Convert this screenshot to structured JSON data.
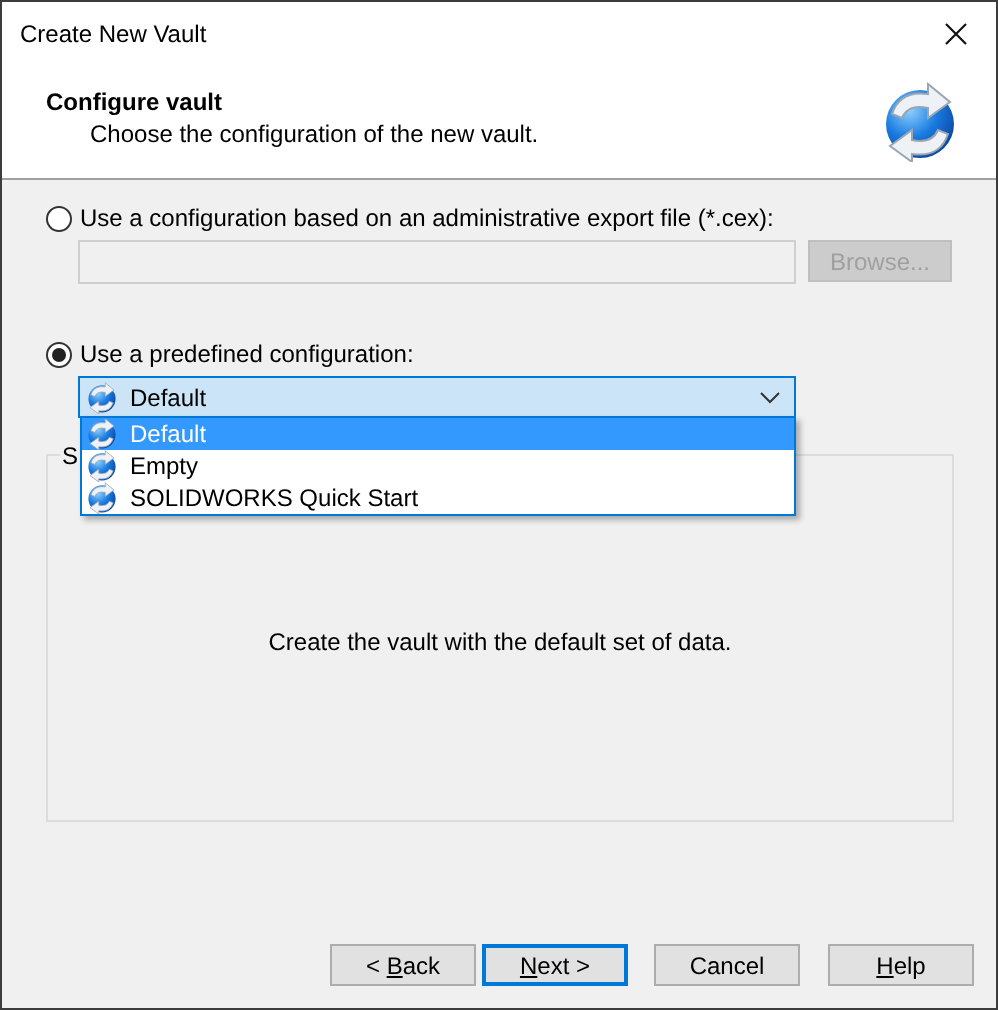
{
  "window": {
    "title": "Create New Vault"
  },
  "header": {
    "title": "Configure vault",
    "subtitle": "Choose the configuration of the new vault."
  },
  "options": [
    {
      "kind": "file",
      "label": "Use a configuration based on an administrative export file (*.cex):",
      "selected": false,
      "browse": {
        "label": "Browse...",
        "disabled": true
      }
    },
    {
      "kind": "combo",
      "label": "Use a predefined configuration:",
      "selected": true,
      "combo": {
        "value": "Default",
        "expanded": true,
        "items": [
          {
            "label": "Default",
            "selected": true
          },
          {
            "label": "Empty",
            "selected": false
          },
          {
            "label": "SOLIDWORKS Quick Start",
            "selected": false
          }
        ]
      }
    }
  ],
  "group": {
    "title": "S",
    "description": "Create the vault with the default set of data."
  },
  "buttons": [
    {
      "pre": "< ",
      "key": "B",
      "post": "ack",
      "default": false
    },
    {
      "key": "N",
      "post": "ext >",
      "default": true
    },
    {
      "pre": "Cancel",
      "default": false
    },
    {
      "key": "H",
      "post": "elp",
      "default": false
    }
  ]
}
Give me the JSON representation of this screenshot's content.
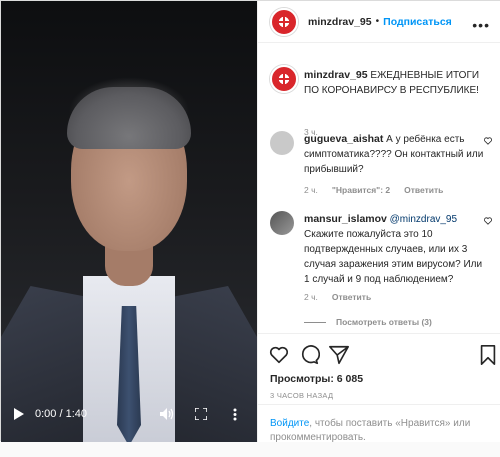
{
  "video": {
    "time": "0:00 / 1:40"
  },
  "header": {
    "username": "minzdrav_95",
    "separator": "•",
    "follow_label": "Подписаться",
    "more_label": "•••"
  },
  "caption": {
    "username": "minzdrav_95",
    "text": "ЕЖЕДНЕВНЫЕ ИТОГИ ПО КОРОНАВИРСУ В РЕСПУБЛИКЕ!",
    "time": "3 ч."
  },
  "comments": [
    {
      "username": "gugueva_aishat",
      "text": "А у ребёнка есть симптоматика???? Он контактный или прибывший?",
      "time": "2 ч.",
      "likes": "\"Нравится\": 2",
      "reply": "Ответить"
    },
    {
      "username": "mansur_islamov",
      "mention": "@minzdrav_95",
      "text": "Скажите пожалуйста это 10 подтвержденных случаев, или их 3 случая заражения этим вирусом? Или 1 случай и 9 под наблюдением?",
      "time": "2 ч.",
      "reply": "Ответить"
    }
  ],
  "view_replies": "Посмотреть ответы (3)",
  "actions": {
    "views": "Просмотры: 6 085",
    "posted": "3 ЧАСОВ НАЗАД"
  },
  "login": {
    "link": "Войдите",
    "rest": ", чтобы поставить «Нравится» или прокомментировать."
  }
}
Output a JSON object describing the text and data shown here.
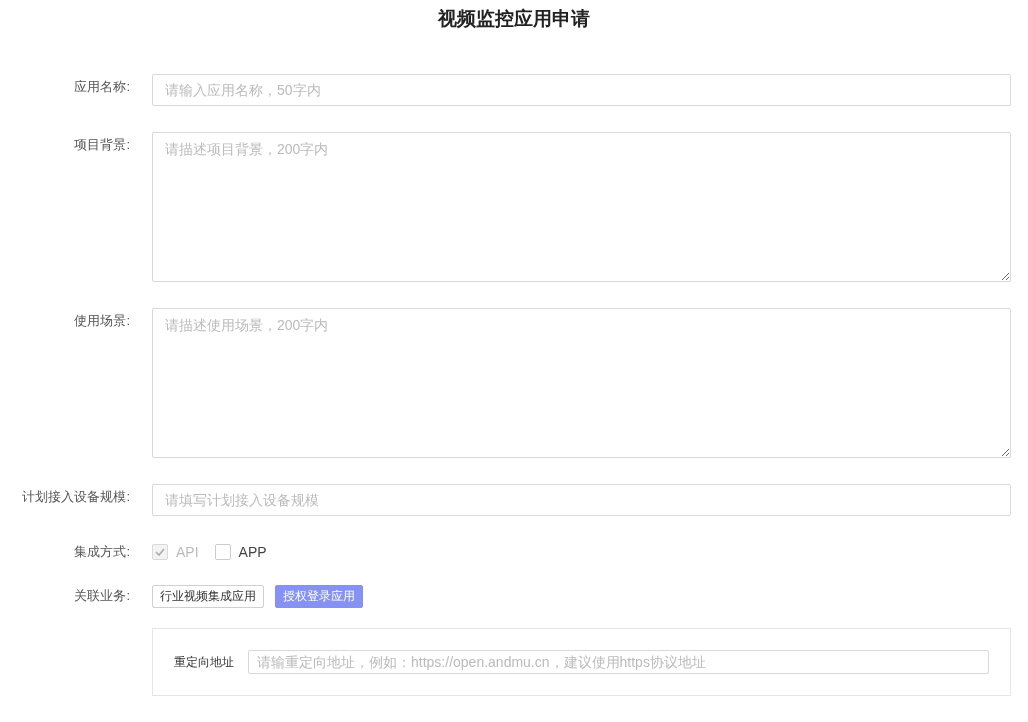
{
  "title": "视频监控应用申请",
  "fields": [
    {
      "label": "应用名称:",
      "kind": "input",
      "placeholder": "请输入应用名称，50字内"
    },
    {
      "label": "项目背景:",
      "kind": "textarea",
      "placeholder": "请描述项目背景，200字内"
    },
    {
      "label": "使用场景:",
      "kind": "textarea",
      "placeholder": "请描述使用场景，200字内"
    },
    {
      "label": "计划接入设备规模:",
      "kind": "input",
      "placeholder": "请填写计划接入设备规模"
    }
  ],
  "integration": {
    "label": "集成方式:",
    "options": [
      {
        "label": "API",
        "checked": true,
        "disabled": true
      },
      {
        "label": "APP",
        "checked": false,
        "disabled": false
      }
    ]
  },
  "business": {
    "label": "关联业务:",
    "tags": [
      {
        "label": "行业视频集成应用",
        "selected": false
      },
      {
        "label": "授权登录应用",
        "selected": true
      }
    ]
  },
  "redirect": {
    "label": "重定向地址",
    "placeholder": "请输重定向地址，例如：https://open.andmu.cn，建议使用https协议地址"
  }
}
━━━━━━━━
> Work instructions
The word "screenshot" appears in how many lines of the data? Answer with only the number.

> Response below
2